─── Record set

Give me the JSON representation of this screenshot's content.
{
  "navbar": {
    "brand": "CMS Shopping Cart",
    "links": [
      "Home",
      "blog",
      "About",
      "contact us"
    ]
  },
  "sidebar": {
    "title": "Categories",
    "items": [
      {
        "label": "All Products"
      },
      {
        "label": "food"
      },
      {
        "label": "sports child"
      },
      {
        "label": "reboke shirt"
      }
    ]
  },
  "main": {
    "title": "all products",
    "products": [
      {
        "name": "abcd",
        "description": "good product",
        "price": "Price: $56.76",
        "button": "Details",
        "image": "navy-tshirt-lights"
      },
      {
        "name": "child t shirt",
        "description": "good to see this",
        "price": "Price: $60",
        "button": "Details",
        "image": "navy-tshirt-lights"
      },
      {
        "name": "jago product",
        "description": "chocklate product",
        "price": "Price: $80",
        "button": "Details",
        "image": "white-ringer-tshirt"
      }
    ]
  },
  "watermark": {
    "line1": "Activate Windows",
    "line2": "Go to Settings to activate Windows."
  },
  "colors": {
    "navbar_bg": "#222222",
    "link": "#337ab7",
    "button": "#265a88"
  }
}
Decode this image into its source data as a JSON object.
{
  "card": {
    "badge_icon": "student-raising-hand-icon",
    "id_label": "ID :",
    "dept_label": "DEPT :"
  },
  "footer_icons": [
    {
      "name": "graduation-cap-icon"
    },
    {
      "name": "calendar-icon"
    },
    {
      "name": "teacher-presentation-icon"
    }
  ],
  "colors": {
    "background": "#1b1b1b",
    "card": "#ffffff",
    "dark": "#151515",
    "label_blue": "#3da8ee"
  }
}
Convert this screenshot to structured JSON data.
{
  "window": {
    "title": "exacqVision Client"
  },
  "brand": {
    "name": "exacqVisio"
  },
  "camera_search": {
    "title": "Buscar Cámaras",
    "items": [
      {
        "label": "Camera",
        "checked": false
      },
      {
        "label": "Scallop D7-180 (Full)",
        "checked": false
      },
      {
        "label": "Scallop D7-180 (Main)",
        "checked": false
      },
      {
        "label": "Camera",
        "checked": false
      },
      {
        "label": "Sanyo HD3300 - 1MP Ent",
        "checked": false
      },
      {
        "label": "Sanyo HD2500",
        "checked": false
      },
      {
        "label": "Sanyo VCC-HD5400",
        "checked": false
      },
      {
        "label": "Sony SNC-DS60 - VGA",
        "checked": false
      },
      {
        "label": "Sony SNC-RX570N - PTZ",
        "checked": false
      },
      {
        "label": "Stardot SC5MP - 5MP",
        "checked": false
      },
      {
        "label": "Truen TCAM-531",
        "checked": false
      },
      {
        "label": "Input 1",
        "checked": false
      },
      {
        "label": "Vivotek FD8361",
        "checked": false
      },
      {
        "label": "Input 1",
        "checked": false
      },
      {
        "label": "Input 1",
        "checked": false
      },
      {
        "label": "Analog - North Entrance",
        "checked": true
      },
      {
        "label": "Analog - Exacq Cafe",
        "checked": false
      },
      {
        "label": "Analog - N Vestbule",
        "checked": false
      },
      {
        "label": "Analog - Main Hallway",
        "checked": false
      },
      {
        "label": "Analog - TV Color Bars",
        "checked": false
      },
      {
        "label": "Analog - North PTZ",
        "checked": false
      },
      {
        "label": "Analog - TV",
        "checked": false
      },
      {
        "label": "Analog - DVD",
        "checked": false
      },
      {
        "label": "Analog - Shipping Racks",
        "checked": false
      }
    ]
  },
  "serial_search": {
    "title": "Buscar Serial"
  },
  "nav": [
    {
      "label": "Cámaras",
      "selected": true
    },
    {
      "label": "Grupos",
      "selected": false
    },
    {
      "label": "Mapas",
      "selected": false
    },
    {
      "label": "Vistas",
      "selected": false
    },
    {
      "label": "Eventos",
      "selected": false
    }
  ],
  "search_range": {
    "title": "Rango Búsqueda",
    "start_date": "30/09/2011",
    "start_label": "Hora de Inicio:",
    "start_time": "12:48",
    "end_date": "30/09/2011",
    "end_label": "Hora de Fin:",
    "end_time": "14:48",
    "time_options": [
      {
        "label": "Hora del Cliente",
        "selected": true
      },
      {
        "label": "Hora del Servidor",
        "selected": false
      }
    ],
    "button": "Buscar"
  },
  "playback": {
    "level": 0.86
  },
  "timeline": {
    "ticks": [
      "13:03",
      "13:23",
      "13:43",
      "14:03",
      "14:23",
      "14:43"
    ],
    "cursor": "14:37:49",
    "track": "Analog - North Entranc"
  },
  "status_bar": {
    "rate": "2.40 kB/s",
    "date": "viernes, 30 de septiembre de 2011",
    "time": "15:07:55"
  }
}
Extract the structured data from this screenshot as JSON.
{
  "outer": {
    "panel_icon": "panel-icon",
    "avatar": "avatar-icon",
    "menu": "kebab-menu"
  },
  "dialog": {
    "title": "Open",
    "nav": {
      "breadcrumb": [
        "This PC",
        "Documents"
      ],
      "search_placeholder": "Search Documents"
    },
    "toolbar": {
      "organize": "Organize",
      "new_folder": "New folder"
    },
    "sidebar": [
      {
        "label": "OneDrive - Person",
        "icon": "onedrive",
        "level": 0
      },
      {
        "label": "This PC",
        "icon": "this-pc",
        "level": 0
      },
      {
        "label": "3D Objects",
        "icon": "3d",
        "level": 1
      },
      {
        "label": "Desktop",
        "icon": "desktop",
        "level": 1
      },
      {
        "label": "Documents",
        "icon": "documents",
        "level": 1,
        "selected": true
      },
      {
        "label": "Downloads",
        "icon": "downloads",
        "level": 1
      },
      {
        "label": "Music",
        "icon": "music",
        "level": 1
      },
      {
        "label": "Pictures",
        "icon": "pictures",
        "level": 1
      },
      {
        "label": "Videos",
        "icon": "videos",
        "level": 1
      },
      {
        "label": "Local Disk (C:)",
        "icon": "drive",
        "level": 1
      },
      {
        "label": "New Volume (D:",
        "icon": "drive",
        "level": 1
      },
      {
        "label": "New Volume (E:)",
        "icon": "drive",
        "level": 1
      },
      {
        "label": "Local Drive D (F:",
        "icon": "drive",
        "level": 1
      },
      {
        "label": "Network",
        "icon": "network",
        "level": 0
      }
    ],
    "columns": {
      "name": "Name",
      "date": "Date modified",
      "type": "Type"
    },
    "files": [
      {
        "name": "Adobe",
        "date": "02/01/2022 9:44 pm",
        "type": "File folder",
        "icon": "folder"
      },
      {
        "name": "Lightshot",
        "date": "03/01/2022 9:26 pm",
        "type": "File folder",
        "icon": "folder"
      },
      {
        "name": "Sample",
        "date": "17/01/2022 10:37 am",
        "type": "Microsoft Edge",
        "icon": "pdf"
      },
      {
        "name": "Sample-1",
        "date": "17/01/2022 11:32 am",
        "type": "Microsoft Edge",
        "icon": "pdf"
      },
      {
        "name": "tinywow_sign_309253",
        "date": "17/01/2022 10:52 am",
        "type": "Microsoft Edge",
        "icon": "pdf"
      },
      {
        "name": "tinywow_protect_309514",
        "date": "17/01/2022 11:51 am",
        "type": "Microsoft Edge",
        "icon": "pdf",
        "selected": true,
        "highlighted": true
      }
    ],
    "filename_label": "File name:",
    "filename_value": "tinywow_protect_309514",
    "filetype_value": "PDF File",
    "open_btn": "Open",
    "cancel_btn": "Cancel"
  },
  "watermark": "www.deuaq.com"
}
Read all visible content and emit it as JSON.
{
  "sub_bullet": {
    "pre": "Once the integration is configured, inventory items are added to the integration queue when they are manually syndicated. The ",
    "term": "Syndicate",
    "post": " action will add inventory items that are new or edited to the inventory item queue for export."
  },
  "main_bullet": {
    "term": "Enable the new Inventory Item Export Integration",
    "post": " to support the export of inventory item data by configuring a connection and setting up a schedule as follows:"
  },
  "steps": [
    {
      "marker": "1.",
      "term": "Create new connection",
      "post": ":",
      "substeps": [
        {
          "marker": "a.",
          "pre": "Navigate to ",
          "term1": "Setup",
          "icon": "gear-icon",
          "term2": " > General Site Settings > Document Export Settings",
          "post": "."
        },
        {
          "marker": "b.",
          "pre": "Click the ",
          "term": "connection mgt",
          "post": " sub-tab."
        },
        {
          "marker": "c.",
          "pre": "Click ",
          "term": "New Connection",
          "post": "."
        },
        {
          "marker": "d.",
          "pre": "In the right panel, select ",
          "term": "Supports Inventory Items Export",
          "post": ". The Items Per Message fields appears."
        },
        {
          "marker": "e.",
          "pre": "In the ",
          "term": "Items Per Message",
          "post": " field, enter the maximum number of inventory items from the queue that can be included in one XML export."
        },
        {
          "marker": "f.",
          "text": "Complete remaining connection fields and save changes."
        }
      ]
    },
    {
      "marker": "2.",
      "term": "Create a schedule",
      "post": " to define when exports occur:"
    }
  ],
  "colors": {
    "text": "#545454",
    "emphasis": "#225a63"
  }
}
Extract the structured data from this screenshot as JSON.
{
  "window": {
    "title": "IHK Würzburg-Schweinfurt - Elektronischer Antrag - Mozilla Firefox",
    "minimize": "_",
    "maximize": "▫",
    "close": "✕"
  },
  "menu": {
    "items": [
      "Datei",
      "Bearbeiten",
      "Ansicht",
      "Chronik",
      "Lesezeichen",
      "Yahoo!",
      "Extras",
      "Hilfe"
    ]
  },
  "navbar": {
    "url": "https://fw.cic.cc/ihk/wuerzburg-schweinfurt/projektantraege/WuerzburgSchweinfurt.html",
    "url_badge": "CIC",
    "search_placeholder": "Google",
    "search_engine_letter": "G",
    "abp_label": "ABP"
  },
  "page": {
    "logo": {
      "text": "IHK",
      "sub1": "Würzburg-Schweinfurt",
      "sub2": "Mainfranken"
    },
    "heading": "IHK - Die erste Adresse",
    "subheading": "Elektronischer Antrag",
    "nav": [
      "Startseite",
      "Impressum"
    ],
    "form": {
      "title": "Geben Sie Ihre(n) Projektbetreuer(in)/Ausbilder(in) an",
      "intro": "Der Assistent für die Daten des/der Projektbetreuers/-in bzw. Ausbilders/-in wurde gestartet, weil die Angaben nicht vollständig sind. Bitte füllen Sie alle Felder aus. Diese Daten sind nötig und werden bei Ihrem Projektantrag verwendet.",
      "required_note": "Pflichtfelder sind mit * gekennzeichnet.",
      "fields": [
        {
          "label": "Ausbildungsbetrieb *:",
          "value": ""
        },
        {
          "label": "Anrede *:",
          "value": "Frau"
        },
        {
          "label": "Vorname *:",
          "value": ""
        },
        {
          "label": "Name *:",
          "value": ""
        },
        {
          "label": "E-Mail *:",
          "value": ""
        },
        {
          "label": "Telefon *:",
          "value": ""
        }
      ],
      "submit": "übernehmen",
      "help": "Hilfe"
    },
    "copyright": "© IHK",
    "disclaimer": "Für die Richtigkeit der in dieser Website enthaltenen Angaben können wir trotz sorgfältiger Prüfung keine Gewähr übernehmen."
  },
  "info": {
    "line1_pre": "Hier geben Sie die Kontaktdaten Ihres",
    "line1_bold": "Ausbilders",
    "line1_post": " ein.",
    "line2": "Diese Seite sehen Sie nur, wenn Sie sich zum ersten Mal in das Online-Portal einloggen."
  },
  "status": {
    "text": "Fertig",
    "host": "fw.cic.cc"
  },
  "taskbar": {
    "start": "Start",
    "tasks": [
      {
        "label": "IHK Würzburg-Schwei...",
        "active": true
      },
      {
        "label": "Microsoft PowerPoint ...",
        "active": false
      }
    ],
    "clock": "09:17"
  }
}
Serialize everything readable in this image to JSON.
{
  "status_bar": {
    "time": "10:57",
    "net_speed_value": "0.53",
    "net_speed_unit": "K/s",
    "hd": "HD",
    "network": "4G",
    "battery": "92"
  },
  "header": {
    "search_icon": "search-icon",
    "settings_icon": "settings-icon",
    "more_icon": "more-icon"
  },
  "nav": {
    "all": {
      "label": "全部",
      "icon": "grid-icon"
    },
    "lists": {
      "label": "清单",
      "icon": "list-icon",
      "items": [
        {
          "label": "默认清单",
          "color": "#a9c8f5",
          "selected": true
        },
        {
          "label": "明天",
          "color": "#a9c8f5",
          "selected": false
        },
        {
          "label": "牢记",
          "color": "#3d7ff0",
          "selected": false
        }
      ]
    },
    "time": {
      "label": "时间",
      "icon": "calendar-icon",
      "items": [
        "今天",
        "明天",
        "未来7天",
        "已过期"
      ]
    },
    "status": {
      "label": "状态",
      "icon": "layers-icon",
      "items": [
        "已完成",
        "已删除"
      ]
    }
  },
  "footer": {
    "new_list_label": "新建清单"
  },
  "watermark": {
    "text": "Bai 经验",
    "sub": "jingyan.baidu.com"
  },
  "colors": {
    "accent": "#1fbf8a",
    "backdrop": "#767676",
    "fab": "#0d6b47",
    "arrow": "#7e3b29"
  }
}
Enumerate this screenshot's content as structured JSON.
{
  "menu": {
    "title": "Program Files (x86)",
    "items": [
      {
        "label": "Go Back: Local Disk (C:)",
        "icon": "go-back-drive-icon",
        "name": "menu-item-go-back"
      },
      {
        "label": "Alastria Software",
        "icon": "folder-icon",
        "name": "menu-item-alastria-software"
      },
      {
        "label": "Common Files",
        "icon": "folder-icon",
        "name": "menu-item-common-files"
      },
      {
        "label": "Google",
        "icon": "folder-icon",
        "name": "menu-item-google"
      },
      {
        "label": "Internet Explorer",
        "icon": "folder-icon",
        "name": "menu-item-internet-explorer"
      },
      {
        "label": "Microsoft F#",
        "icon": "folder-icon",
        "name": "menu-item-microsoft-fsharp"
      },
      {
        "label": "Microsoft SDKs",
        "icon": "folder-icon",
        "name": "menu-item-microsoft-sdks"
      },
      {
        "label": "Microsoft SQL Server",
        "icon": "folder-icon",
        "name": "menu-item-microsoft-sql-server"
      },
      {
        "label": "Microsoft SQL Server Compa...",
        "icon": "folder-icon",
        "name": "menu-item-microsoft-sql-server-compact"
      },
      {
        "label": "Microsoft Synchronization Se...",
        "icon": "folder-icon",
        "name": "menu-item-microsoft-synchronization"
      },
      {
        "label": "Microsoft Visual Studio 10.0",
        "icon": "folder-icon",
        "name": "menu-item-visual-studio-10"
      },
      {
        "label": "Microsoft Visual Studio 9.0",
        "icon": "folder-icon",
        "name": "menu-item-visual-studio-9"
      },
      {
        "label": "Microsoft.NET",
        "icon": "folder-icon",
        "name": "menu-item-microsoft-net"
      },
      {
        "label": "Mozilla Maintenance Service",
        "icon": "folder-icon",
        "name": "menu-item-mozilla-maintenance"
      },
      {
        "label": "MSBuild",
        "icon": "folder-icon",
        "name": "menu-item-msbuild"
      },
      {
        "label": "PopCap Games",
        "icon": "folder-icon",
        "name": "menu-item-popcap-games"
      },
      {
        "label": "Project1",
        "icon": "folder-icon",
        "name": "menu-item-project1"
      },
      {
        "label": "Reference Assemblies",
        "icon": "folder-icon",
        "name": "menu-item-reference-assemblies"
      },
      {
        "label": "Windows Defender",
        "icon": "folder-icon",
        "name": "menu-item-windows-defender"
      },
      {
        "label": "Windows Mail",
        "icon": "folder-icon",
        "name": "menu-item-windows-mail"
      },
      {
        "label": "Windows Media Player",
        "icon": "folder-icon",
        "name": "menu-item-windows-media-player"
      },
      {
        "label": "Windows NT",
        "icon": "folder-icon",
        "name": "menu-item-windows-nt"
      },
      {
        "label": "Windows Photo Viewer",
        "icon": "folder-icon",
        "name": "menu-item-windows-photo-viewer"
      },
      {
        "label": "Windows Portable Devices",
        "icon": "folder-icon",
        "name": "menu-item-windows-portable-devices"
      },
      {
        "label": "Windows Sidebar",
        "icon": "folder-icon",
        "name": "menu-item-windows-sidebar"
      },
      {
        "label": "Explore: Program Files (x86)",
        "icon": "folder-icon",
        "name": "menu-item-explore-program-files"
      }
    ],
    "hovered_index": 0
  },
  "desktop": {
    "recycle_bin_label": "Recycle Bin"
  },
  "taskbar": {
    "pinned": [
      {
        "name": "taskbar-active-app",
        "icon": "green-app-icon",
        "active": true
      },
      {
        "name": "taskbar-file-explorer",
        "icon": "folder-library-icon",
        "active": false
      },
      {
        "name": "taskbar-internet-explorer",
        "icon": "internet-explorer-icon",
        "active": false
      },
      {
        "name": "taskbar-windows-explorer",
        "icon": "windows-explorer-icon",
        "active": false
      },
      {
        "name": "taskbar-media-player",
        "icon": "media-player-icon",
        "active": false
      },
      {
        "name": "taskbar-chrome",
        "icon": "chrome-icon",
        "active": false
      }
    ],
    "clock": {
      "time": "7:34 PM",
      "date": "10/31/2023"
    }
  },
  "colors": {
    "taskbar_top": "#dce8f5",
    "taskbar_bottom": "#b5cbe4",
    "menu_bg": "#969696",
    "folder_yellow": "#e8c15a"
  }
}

──────

■ **What is expected**
Pull out each line of the listing that holds the string "Volume".

■ **Response**
        "label": "New Volume (D:",
        "label": "New Volume (E:)",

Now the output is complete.